### TASK DETAILS
Find and copy lines holding "della".

========

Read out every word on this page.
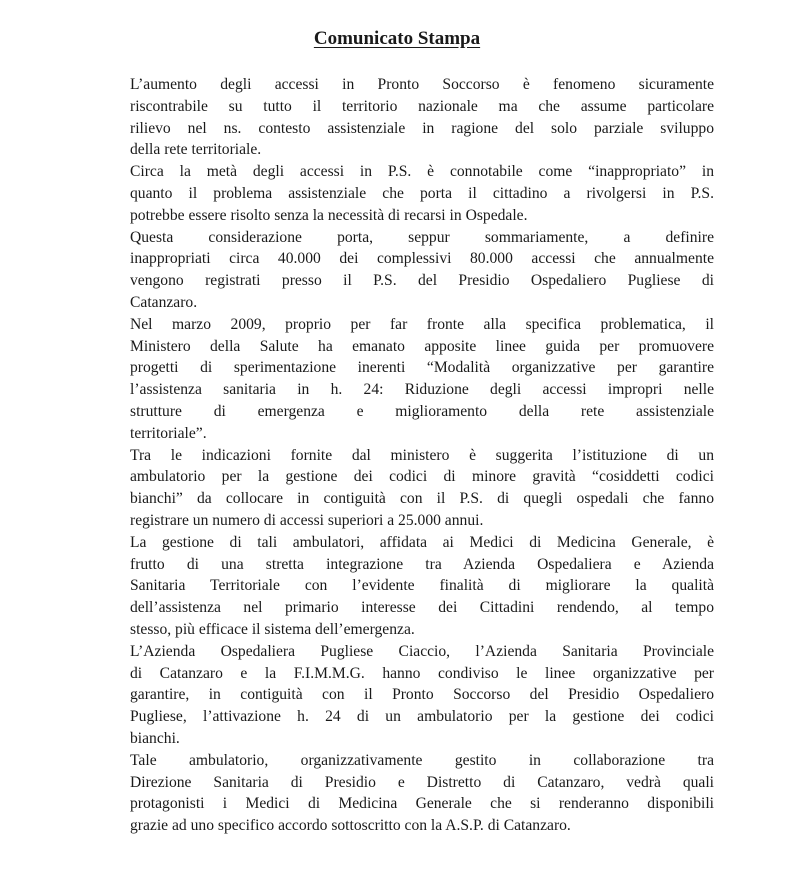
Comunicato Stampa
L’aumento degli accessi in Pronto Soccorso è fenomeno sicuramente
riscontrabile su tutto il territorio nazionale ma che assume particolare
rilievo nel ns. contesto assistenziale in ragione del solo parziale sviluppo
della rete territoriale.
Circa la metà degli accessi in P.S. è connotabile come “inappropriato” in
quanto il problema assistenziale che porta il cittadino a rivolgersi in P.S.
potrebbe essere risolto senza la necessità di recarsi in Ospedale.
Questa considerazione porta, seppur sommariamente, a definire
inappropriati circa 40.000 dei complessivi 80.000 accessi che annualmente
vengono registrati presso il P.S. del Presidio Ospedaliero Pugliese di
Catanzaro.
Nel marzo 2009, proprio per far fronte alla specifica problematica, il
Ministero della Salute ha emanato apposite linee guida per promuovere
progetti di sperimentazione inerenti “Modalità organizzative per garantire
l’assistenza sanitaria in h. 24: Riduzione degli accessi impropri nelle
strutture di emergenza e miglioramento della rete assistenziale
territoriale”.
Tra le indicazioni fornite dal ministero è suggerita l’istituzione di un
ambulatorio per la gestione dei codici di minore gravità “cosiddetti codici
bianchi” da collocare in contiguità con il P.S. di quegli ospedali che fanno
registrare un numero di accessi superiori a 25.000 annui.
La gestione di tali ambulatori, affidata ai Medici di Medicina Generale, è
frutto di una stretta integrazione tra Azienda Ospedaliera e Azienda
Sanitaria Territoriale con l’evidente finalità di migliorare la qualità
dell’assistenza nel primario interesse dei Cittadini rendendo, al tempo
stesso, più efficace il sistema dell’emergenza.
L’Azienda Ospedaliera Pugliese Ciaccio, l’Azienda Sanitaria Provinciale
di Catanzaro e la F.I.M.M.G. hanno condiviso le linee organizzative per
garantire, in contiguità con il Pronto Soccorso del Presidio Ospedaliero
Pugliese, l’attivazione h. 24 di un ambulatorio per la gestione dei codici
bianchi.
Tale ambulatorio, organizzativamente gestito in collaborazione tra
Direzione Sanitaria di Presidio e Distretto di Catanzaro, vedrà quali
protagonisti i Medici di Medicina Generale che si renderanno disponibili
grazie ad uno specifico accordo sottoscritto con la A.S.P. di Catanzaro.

========

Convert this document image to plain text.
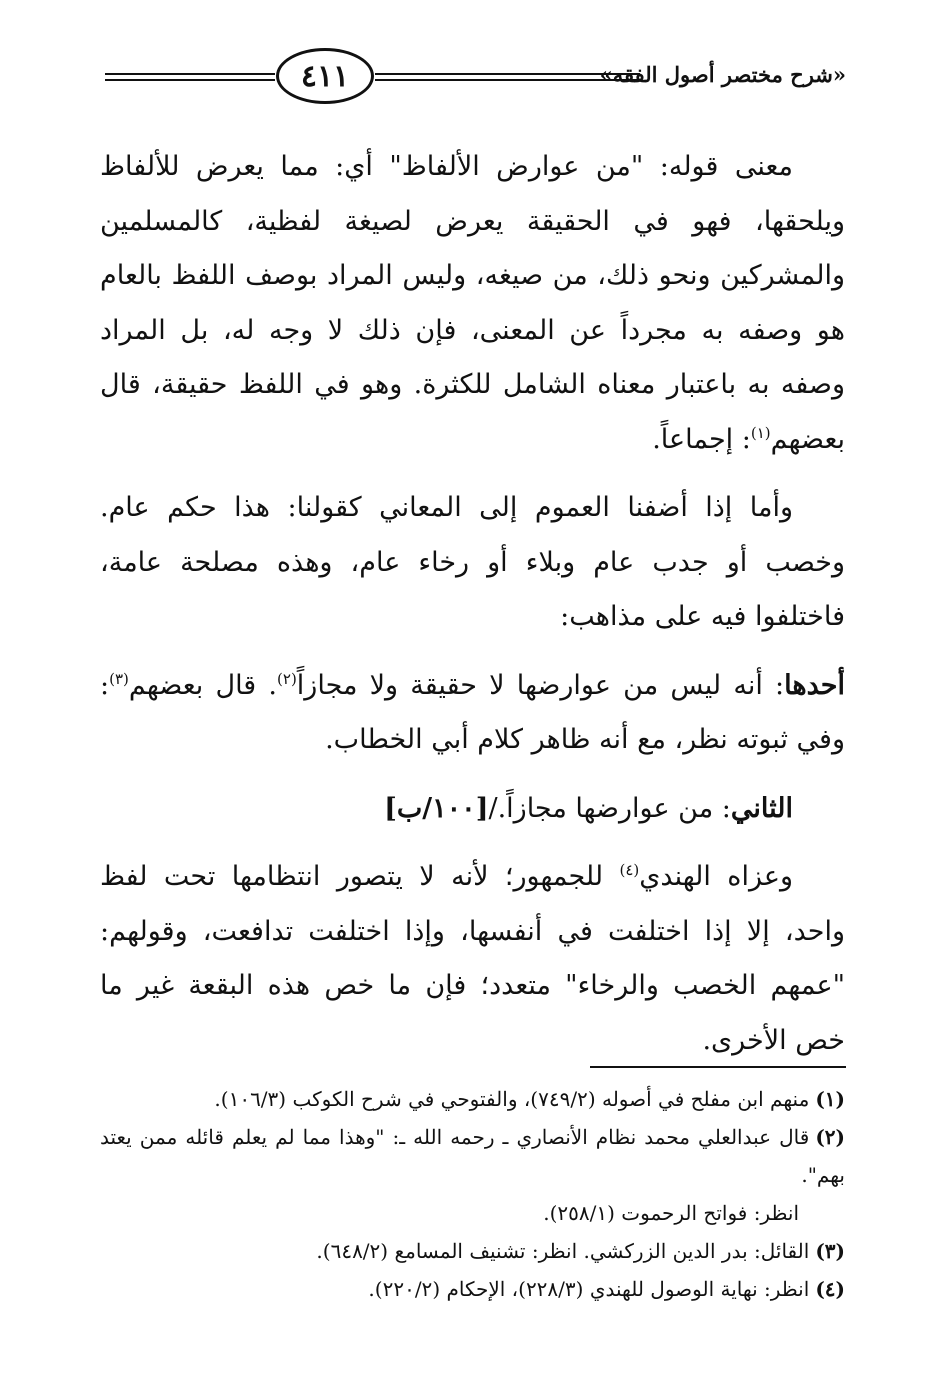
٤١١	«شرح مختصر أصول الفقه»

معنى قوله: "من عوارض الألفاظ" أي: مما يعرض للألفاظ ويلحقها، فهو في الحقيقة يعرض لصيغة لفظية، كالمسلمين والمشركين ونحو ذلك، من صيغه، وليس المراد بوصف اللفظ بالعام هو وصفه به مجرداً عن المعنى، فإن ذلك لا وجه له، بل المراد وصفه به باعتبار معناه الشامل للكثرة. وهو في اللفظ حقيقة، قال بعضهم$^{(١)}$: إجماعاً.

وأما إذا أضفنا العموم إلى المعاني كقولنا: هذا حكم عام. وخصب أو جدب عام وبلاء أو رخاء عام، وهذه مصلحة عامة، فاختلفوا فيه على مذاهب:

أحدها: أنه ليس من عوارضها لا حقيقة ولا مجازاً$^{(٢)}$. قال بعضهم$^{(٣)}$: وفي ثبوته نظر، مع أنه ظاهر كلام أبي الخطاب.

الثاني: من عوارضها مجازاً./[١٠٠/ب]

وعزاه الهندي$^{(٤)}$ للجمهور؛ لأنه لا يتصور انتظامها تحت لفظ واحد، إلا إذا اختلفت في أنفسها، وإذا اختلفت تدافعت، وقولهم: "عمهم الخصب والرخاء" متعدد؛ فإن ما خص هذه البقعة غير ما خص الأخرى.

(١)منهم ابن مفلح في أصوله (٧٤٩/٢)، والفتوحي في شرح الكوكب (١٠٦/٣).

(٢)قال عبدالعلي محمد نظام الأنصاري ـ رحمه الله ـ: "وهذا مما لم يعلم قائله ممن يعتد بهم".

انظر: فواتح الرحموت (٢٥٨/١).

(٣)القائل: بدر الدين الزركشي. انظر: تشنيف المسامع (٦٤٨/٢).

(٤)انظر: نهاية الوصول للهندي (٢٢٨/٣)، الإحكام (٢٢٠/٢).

========

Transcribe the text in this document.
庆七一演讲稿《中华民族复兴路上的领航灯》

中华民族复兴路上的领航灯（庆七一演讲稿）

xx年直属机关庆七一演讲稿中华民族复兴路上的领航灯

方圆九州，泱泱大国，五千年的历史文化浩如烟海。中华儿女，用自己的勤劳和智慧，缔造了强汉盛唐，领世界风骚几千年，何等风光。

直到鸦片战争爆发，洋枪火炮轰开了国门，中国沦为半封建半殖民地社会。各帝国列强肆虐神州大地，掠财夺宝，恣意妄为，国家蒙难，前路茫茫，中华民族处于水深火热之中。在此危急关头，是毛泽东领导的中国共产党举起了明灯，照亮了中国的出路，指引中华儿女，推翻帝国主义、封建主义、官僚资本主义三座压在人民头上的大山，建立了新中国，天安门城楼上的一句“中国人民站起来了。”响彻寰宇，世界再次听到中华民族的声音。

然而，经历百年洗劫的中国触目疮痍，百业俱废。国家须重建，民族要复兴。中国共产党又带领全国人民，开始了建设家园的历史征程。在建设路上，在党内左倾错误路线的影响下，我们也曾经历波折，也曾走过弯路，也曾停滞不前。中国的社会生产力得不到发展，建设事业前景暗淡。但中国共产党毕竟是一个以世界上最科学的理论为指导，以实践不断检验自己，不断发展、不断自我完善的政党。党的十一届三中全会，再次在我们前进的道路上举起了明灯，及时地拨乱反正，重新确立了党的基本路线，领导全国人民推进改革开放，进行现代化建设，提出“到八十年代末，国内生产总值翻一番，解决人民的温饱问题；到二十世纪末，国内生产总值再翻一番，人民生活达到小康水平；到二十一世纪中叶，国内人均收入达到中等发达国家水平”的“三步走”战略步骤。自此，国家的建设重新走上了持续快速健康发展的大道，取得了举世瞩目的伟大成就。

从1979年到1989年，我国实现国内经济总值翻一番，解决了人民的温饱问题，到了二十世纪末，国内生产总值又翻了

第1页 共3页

========

### TASK OUTPUT
della rete territoriale.
Ministero della Salute ha emanato apposite linee guida per promuovere
strutture di emergenza e miglioramento della rete assistenziale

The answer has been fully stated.